» Stated exercise
Repeat each record below exactly as given.

» Task input
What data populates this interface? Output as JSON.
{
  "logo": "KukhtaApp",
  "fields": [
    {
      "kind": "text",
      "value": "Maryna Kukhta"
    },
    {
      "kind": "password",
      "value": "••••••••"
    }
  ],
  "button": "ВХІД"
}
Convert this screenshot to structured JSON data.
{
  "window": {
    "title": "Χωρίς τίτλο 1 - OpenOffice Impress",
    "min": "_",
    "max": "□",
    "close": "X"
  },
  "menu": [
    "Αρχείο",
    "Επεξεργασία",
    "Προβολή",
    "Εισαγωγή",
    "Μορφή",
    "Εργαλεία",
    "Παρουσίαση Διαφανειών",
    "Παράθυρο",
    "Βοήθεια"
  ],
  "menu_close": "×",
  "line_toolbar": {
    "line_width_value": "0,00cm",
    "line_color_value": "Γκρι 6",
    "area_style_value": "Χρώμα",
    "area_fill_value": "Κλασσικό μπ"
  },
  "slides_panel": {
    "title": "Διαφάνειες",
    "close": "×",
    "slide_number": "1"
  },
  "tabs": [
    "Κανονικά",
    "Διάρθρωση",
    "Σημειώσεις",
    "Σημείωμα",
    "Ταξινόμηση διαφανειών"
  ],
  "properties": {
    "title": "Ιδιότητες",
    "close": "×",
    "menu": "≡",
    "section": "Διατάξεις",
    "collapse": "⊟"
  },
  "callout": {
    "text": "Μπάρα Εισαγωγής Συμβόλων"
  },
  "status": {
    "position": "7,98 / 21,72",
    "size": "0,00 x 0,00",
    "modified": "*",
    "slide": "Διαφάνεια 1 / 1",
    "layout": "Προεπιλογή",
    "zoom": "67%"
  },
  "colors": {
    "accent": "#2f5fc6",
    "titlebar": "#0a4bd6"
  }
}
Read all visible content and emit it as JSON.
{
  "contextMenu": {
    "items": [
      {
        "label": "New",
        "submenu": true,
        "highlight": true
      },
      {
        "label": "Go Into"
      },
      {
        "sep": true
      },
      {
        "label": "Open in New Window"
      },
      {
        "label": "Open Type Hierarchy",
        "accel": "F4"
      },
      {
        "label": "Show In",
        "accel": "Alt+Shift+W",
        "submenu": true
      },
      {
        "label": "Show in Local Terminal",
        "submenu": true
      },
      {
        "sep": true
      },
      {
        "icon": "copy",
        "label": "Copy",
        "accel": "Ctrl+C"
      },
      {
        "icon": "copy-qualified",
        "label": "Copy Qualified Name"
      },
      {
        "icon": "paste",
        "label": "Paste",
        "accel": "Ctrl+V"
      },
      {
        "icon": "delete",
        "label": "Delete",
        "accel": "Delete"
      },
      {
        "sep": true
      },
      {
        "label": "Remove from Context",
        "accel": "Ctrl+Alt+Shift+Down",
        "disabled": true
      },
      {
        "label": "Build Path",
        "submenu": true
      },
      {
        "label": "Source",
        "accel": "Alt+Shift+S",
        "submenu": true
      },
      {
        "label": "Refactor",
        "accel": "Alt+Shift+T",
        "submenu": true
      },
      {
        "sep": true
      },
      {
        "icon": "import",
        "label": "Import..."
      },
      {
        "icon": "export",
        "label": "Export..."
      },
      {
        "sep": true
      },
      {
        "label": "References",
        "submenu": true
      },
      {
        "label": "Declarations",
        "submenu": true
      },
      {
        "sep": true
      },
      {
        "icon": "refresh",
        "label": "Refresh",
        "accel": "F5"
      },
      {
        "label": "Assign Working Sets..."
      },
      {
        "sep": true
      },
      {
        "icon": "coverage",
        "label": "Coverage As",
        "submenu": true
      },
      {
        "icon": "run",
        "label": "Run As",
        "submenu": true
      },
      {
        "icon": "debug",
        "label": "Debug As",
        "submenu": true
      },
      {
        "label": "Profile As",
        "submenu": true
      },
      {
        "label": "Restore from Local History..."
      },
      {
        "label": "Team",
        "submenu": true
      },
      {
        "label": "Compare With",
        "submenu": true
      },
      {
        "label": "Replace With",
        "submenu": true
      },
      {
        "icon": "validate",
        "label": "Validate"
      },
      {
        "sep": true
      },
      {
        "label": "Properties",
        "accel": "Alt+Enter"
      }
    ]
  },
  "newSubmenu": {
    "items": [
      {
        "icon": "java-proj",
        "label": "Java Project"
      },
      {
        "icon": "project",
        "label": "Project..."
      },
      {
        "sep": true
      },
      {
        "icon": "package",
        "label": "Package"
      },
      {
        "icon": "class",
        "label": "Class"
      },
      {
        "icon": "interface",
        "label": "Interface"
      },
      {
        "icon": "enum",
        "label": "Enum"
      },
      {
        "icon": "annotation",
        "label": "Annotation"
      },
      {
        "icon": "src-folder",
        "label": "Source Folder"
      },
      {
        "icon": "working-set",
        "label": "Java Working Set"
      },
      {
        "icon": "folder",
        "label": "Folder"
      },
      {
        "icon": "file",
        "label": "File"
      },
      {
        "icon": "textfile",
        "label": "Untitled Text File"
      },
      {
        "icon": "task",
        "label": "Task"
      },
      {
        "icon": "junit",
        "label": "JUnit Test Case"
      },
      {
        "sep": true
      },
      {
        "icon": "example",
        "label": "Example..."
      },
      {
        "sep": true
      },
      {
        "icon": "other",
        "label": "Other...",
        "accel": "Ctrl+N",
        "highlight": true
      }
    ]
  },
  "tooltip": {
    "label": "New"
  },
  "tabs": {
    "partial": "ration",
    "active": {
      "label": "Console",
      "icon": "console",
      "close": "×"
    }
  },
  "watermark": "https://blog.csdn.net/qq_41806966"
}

» Correct output
What data populates this interface? Output as JSON.
{
  "logo": "KukhtaApp",
  "fields": [
    {
      "kind": "text",
      "value": "Maryna Kukhta"
    },
    {
      "kind": "password",
      "value": "••••••••"
    }
  ],
  "button": "ВХІД"
}
Convert this screenshot to structured JSON data.
{
  "window": {
    "title": "Χωρίς τίτλο 1 - OpenOffice Impress",
    "min": "_",
    "max": "□",
    "close": "X"
  },
  "menu": [
    "Αρχείο",
    "Επεξεργασία",
    "Προβολή",
    "Εισαγωγή",
    "Μορφή",
    "Εργαλεία",
    "Παρουσίαση Διαφανειών",
    "Παράθυρο",
    "Βοήθεια"
  ],
  "menu_close": "×",
  "line_toolbar": {
    "line_width_value": "0,00cm",
    "line_color_value": "Γκρι 6",
    "area_style_value": "Χρώμα",
    "area_fill_value": "Κλασσικό μπ"
  },
  "slides_panel": {
    "title": "Διαφάνειες",
    "close": "×",
    "slide_number": "1"
  },
  "tabs": [
    "Κανονικά",
    "Διάρθρωση",
    "Σημειώσεις",
    "Σημείωμα",
    "Ταξινόμηση διαφανειών"
  ],
  "properties": {
    "title": "Ιδιότητες",
    "close": "×",
    "menu": "≡",
    "section": "Διατάξεις",
    "collapse": "⊟"
  },
  "callout": {
    "text": "Μπάρα Εισαγωγής Συμβόλων"
  },
  "status": {
    "position": "7,98 / 21,72",
    "size": "0,00 x 0,00",
    "modified": "*",
    "slide": "Διαφάνεια 1 / 1",
    "layout": "Προεπιλογή",
    "zoom": "67%"
  },
  "colors": {
    "accent": "#2f5fc6",
    "titlebar": "#0a4bd6"
  }
}
Read all visible content and emit it as JSON.
{
  "contextMenu": {
    "items": [
      {
        "label": "New",
        "submenu": true,
        "highlight": true
      },
      {
        "label": "Go Into"
      },
      {
        "sep": true
      },
      {
        "label": "Open in New Window"
      },
      {
        "label": "Open Type Hierarchy",
        "accel": "F4"
      },
      {
        "label": "Show In",
        "accel": "Alt+Shift+W",
        "submenu": true
      },
      {
        "label": "Show in Local Terminal",
        "submenu": true
      },
      {
        "sep": true
      },
      {
        "icon": "copy",
        "label": "Copy",
        "accel": "Ctrl+C"
      },
      {
        "icon": "copy-qualified",
        "label": "Copy Qualified Name"
      },
      {
        "icon": "paste",
        "label": "Paste",
        "accel": "Ctrl+V"
      },
      {
        "icon": "delete",
        "label": "Delete",
        "accel": "Delete"
      },
      {
        "sep": true
      },
      {
        "label": "Remove from Context",
        "accel": "Ctrl+Alt+Shift+Down",
        "disabled": true
      },
      {
        "label": "Build Path",
        "submenu": true
      },
      {
        "label": "Source",
        "accel": "Alt+Shift+S",
        "submenu": true
      },
      {
        "label": "Refactor",
        "accel": "Alt+Shift+T",
        "submenu": true
      },
      {
        "sep": true
      },
      {
        "icon": "import",
        "label": "Import..."
      },
      {
        "icon": "export",
        "label": "Export..."
      },
      {
        "sep": true
      },
      {
        "label": "References",
        "submenu": true
      },
      {
        "label": "Declarations",
        "submenu": true
      },
      {
        "sep": true
      },
      {
        "icon": "refresh",
        "label": "Refresh",
        "accel": "F5"
      },
      {
        "label": "Assign Working Sets..."
      },
      {
        "sep": true
      },
      {
        "icon": "coverage",
        "label": "Coverage As",
        "submenu": true
      },
      {
        "icon": "run",
        "label": "Run As",
        "submenu": true
      },
      {
        "icon": "debug",
        "label": "Debug As",
        "submenu": true
      },
      {
        "label": "Profile As",
        "submenu": true
      },
      {
        "label": "Restore from Local History..."
      },
      {
        "label": "Team",
        "submenu": true
      },
      {
        "label": "Compare With",
        "submenu": true
      },
      {
        "label": "Replace With",
        "submenu": true
      },
      {
        "icon": "validate",
        "label": "Validate"
      },
      {
        "sep": true
      },
      {
        "label": "Properties",
        "accel": "Alt+Enter"
      }
    ]
  },
  "newSubmenu": {
    "items": [
      {
        "icon": "java-proj",
        "label": "Java Project"
      },
      {
        "icon": "project",
        "label": "Project..."
      },
      {
        "sep": true
      },
      {
        "icon": "package",
        "label": "Package"
      },
      {
        "icon": "class",
        "label": "Class"
      },
      {
        "icon": "interface",
        "label": "Interface"
      },
      {
        "icon": "enum",
        "label": "Enum"
      },
      {
        "icon": "annotation",
        "label": "Annotation"
      },
      {
        "icon": "src-folder",
        "label": "Source Folder"
      },
      {
        "icon": "working-set",
        "label": "Java Working Set"
      },
      {
        "icon": "folder",
        "label": "Folder"
      },
      {
        "icon": "file",
        "label": "File"
      },
      {
        "icon": "textfile",
        "label": "Untitled Text File"
      },
      {
        "icon": "task",
        "label": "Task"
      },
      {
        "icon": "junit",
        "label": "JUnit Test Case"
      },
      {
        "sep": true
      },
      {
        "icon": "example",
        "label": "Example..."
      },
      {
        "sep": true
      },
      {
        "icon": "other",
        "label": "Other...",
        "accel": "Ctrl+N",
        "highlight": true
      }
    ]
  },
  "tooltip": {
    "label": "New"
  },
  "tabs": {
    "partial": "ration",
    "active": {
      "label": "Console",
      "icon": "console",
      "close": "×"
    }
  },
  "watermark": "https://blog.csdn.net/qq_41806966"
}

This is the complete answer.